SHORT EXERCISE — Write every line of the entries below as a JSON list of strings, one string per line. Skip blank lines and leave the pictures out.

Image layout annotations

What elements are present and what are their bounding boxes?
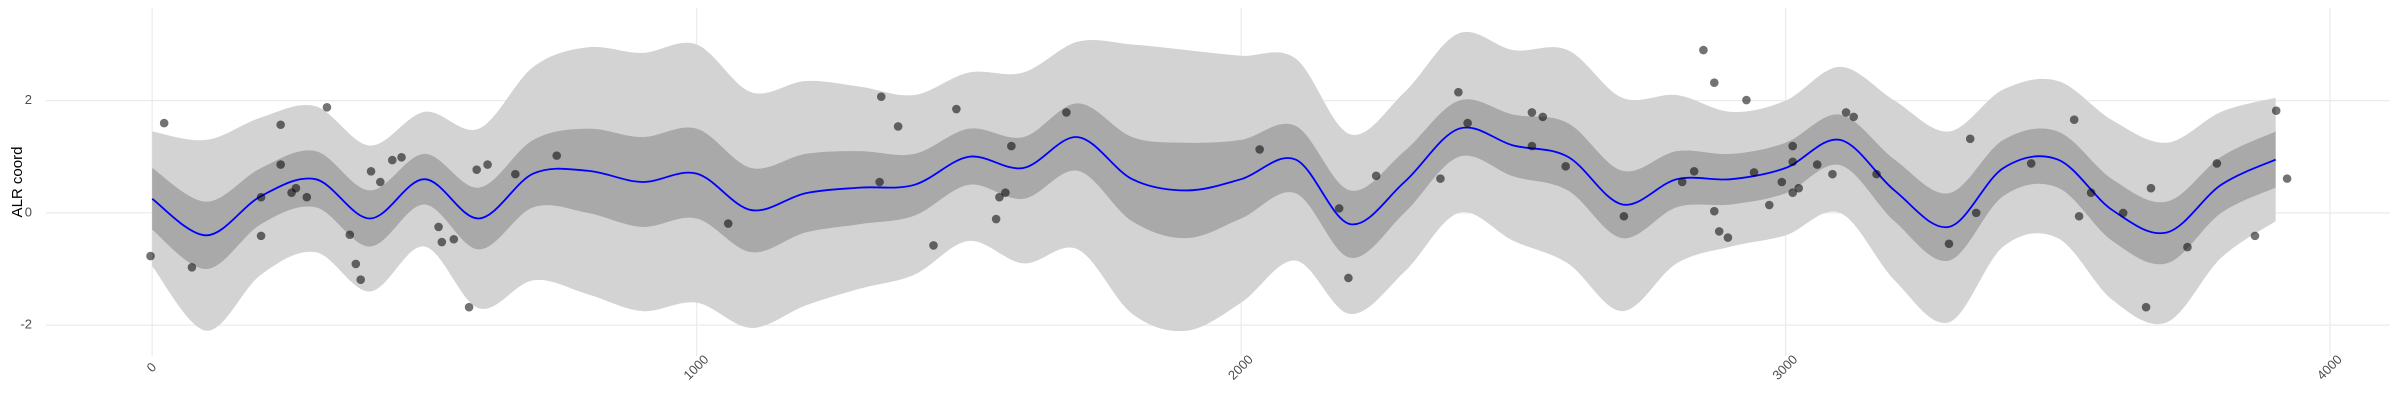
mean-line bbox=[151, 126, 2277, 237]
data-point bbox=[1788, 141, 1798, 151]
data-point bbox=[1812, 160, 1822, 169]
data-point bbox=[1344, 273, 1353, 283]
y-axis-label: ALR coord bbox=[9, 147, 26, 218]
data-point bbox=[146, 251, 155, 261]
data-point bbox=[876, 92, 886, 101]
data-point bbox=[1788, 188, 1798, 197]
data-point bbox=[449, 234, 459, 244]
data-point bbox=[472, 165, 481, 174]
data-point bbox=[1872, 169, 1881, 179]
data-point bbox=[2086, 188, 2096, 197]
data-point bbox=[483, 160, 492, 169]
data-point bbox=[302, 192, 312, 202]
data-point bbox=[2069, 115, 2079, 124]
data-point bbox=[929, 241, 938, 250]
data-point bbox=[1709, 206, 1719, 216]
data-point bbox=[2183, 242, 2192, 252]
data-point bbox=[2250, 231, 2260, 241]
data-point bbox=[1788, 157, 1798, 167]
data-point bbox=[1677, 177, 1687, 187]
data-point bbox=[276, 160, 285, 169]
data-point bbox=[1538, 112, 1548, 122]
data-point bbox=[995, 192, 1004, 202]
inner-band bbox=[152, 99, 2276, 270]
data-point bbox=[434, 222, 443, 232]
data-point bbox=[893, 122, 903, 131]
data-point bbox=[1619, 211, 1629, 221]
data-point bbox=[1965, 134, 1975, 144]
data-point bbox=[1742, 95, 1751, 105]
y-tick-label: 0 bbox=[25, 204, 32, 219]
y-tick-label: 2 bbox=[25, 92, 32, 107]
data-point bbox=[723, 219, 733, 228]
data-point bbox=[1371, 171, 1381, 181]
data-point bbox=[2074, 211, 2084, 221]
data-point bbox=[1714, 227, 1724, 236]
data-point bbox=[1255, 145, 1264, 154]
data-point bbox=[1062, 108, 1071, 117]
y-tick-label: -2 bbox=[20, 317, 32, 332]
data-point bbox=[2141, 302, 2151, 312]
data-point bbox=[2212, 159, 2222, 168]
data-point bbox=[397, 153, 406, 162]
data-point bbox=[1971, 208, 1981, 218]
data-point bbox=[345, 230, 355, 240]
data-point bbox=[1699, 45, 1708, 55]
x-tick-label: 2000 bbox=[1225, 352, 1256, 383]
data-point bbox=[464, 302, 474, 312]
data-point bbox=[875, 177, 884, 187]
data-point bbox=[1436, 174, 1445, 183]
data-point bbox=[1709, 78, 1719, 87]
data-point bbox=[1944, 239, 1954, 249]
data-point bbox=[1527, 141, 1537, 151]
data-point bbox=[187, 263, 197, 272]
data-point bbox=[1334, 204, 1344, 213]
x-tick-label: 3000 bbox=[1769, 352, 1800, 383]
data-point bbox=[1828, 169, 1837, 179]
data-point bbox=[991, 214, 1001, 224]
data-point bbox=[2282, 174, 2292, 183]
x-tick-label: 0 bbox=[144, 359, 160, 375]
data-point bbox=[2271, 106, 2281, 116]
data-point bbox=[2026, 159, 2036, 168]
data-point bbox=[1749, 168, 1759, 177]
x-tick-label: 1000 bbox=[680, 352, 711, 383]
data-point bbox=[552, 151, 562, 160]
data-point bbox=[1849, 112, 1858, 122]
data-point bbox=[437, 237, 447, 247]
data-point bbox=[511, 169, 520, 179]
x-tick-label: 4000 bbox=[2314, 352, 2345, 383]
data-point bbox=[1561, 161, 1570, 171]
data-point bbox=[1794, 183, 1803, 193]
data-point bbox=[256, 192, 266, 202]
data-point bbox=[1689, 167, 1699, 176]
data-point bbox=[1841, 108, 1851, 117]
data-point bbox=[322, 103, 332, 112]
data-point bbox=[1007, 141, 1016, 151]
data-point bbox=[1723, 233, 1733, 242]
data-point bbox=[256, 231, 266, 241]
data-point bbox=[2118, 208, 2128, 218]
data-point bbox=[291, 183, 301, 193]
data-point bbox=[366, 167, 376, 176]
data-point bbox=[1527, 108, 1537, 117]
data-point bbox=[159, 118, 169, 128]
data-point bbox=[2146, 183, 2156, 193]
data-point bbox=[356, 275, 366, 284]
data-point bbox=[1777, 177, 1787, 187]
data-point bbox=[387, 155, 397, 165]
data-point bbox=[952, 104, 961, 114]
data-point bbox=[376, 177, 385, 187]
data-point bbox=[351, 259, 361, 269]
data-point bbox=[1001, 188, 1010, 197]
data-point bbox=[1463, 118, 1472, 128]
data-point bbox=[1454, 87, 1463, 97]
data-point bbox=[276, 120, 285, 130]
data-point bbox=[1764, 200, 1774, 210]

OUTPUT FOR THIS TASK —
[
  "What elements are present and what are their bounding boxes?",
  "mean-line bbox=[151, 126, 2277, 237]",
  "data-point bbox=[1788, 141, 1798, 151]",
  "data-point bbox=[1812, 160, 1822, 169]",
  "data-point bbox=[1344, 273, 1353, 283]",
  "y-axis-label: ALR coord bbox=[9, 147, 26, 218]",
  "data-point bbox=[146, 251, 155, 261]",
  "data-point bbox=[876, 92, 886, 101]",
  "data-point bbox=[1788, 188, 1798, 197]",
  "data-point bbox=[449, 234, 459, 244]",
  "data-point bbox=[472, 165, 481, 174]",
  "data-point bbox=[1872, 169, 1881, 179]",
  "data-point bbox=[2086, 188, 2096, 197]",
  "data-point bbox=[483, 160, 492, 169]",
  "data-point bbox=[302, 192, 312, 202]",
  "data-point bbox=[2069, 115, 2079, 124]",
  "data-point bbox=[929, 241, 938, 250]",
  "data-point bbox=[1709, 206, 1719, 216]",
  "data-point bbox=[2183, 242, 2192, 252]",
  "data-point bbox=[2250, 231, 2260, 241]",
  "data-point bbox=[1788, 157, 1798, 167]",
  "data-point bbox=[1677, 177, 1687, 187]",
  "data-point bbox=[276, 160, 285, 169]",
  "data-point bbox=[1538, 112, 1548, 122]",
  "data-point bbox=[995, 192, 1004, 202]",
  "inner-band bbox=[152, 99, 2276, 270]",
  "data-point bbox=[434, 222, 443, 232]",
  "data-point bbox=[893, 122, 903, 131]",
  "data-point bbox=[1619, 211, 1629, 221]",
  "data-point bbox=[1965, 134, 1975, 144]",
  "data-point bbox=[1742, 95, 1751, 105]",
  "y-tick-label: 0 bbox=[25, 204, 32, 219]",
  "y-tick-label: 2 bbox=[25, 92, 32, 107]",
  "data-point bbox=[723, 219, 733, 228]",
  "data-point bbox=[1371, 171, 1381, 181]",
  "data-point bbox=[2074, 211, 2084, 221]",
  "data-point bbox=[1714, 227, 1724, 236]",
  "data-point bbox=[1255, 145, 1264, 154]",
  "data-point bbox=[1062, 108, 1071, 117]",
  "y-tick-label: -2 bbox=[20, 317, 32, 332]",
  "data-point bbox=[2141, 302, 2151, 312]",
  "data-point bbox=[2212, 159, 2222, 168]",
  "data-point bbox=[397, 153, 406, 162]",
  "data-point bbox=[1971, 208, 1981, 218]",
  "data-point bbox=[345, 230, 355, 240]",
  "data-point bbox=[1699, 45, 1708, 55]",
  "x-tick-label: 2000 bbox=[1225, 352, 1256, 383]",
  "data-point bbox=[464, 302, 474, 312]",
  "data-point bbox=[875, 177, 884, 187]",
  "data-point bbox=[1436, 174, 1445, 183]",
  "data-point bbox=[1709, 78, 1719, 87]",
  "data-point bbox=[1944, 239, 1954, 249]",
  "data-point bbox=[1527, 141, 1537, 151]",
  "data-point bbox=[187, 263, 197, 272]",
  "data-point bbox=[1334, 204, 1344, 213]",
  "x-tick-label: 3000 bbox=[1769, 352, 1800, 383]",
  "data-point bbox=[1828, 169, 1837, 179]",
  "data-point bbox=[991, 214, 1001, 224]",
  "data-point bbox=[2282, 174, 2292, 183]",
  "x-tick-label: 0 bbox=[144, 359, 160, 375]",
  "data-point bbox=[2271, 106, 2281, 116]",
  "data-point bbox=[2026, 159, 2036, 168]",
  "data-point bbox=[1749, 168, 1759, 177]",
  "x-tick-label: 1000 bbox=[680, 352, 711, 383]",
  "data-point bbox=[552, 151, 562, 160]",
  "data-point bbox=[1849, 112, 1858, 122]",
  "data-point bbox=[437, 237, 447, 247]",
  "data-point bbox=[511, 169, 520, 179]",
  "x-tick-label: 4000 bbox=[2314, 352, 2345, 383]",
  "data-point bbox=[1561, 161, 1570, 171]",
  "data-point bbox=[1794, 183, 1803, 193]",
  "data-point bbox=[256, 192, 266, 202]",
  "data-point bbox=[1689, 167, 1699, 176]",
  "data-point bbox=[1841, 108, 1851, 117]",
  "data-point bbox=[322, 103, 332, 112]",
  "data-point bbox=[1007, 141, 1016, 151]",
  "data-point bbox=[1723, 233, 1733, 242]",
  "data-point bbox=[256, 231, 266, 241]",
  "data-point bbox=[2118, 208, 2128, 218]",
  "data-point bbox=[291, 183, 301, 193]",
  "data-point bbox=[366, 167, 376, 176]",
  "data-point bbox=[1527, 108, 1537, 117]",
  "data-point bbox=[159, 118, 169, 128]",
  "data-point bbox=[2146, 183, 2156, 193]",
  "data-point bbox=[356, 275, 366, 284]",
  "data-point bbox=[1777, 177, 1787, 187]",
  "data-point bbox=[387, 155, 397, 165]",
  "data-point bbox=[952, 104, 961, 114]",
  "data-point bbox=[376, 177, 385, 187]",
  "data-point bbox=[351, 259, 361, 269]",
  "data-point bbox=[1001, 188, 1010, 197]",
  "data-point bbox=[1463, 118, 1472, 128]",
  "data-point bbox=[1454, 87, 1463, 97]",
  "data-point bbox=[276, 120, 285, 130]",
  "data-point bbox=[1764, 200, 1774, 210]"
]